--- START ---

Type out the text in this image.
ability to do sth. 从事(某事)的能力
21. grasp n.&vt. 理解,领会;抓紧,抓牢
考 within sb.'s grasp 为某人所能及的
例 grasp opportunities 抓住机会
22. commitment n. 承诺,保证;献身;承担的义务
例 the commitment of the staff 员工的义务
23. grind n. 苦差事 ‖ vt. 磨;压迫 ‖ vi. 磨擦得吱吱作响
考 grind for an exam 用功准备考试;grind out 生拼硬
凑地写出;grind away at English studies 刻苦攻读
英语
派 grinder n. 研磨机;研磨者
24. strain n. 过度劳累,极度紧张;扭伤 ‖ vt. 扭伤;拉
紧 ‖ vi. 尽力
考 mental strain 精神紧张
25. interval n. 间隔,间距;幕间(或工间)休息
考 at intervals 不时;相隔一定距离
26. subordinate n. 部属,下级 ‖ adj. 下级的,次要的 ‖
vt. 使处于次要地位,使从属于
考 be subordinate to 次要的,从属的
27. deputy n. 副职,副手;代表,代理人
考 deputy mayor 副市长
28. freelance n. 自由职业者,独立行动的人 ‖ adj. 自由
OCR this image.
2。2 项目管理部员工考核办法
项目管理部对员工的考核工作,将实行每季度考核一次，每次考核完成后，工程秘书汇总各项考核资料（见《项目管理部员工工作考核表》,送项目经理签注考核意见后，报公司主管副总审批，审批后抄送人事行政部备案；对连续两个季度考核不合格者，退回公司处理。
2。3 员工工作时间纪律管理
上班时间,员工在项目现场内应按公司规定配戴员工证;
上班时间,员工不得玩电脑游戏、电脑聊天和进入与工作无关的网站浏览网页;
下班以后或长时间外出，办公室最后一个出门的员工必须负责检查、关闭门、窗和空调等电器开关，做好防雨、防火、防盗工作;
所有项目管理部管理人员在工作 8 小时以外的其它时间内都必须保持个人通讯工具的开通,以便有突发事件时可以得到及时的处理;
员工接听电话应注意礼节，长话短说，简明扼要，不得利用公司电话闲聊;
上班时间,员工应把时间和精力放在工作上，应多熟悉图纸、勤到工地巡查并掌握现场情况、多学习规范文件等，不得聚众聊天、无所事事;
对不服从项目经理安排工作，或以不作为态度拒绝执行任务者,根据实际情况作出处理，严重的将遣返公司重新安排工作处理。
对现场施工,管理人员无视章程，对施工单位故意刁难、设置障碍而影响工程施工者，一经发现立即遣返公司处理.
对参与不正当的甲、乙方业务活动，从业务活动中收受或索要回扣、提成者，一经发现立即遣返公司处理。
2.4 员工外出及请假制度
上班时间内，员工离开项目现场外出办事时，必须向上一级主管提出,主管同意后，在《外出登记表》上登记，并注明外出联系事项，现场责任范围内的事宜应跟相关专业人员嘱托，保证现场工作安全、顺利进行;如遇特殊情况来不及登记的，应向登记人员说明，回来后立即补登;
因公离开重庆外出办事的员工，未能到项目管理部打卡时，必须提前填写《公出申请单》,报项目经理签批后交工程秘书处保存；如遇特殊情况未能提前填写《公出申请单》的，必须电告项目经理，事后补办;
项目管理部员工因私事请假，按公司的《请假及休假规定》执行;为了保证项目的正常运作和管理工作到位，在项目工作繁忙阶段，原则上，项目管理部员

--- END ---

_EXERCISE PROMPT_
Make an exact copy of the listing, including every line.

_THE RESULT_
Type out the text in this image.
ability to do sth. 从事(某事)的能力
21. grasp n.&vt. 理解,领会;抓紧,抓牢
考 within sb.'s grasp 为某人所能及的
例 grasp opportunities 抓住机会
22. commitment n. 承诺,保证;献身;承担的义务
例 the commitment of the staff 员工的义务
23. grind n. 苦差事 ‖ vt. 磨;压迫 ‖ vi. 磨擦得吱吱作响
考 grind for an exam 用功准备考试;grind out 生拼硬
凑地写出;grind away at English studies 刻苦攻读
英语
派 grinder n. 研磨机;研磨者
24. strain n. 过度劳累,极度紧张;扭伤 ‖ vt. 扭伤;拉
紧 ‖ vi. 尽力
考 mental strain 精神紧张
25. interval n. 间隔,间距;幕间(或工间)休息
考 at intervals 不时;相隔一定距离
26. subordinate n. 部属,下级 ‖ adj. 下级的,次要的 ‖
vt. 使处于次要地位,使从属于
考 be subordinate to 次要的,从属的
27. deputy n. 副职,副手;代表,代理人
考 deputy mayor 副市长
28. freelance n. 自由职业者,独立行动的人 ‖ adj. 自由
OCR this image.
2。2 项目管理部员工考核办法
项目管理部对员工的考核工作,将实行每季度考核一次，每次考核完成后，工程秘书汇总各项考核资料（见《项目管理部员工工作考核表》,送项目经理签注考核意见后，报公司主管副总审批，审批后抄送人事行政部备案；对连续两个季度考核不合格者，退回公司处理。
2。3 员工工作时间纪律管理
上班时间,员工在项目现场内应按公司规定配戴员工证;
上班时间,员工不得玩电脑游戏、电脑聊天和进入与工作无关的网站浏览网页;
下班以后或长时间外出，办公室最后一个出门的员工必须负责检查、关闭门、窗和空调等电器开关，做好防雨、防火、防盗工作;
所有项目管理部管理人员在工作 8 小时以外的其它时间内都必须保持个人通讯工具的开通,以便有突发事件时可以得到及时的处理;
员工接听电话应注意礼节，长话短说，简明扼要，不得利用公司电话闲聊;
上班时间,员工应把时间和精力放在工作上，应多熟悉图纸、勤到工地巡查并掌握现场情况、多学习规范文件等，不得聚众聊天、无所事事;
对不服从项目经理安排工作，或以不作为态度拒绝执行任务者,根据实际情况作出处理，严重的将遣返公司重新安排工作处理。
对现场施工,管理人员无视章程，对施工单位故意刁难、设置障碍而影响工程施工者，一经发现立即遣返公司处理.
对参与不正当的甲、乙方业务活动，从业务活动中收受或索要回扣、提成者，一经发现立即遣返公司处理。
2.4 员工外出及请假制度
上班时间内，员工离开项目现场外出办事时，必须向上一级主管提出,主管同意后，在《外出登记表》上登记，并注明外出联系事项，现场责任范围内的事宜应跟相关专业人员嘱托，保证现场工作安全、顺利进行;如遇特殊情况来不及登记的，应向登记人员说明，回来后立即补登;
因公离开重庆外出办事的员工，未能到项目管理部打卡时，必须提前填写《公出申请单》,报项目经理签批后交工程秘书处保存；如遇特殊情况未能提前填写《公出申请单》的，必须电告项目经理，事后补办;
项目管理部员工因私事请假，按公司的《请假及休假规定》执行;为了保证项目的正常运作和管理工作到位，在项目工作繁忙阶段，原则上，项目管理部员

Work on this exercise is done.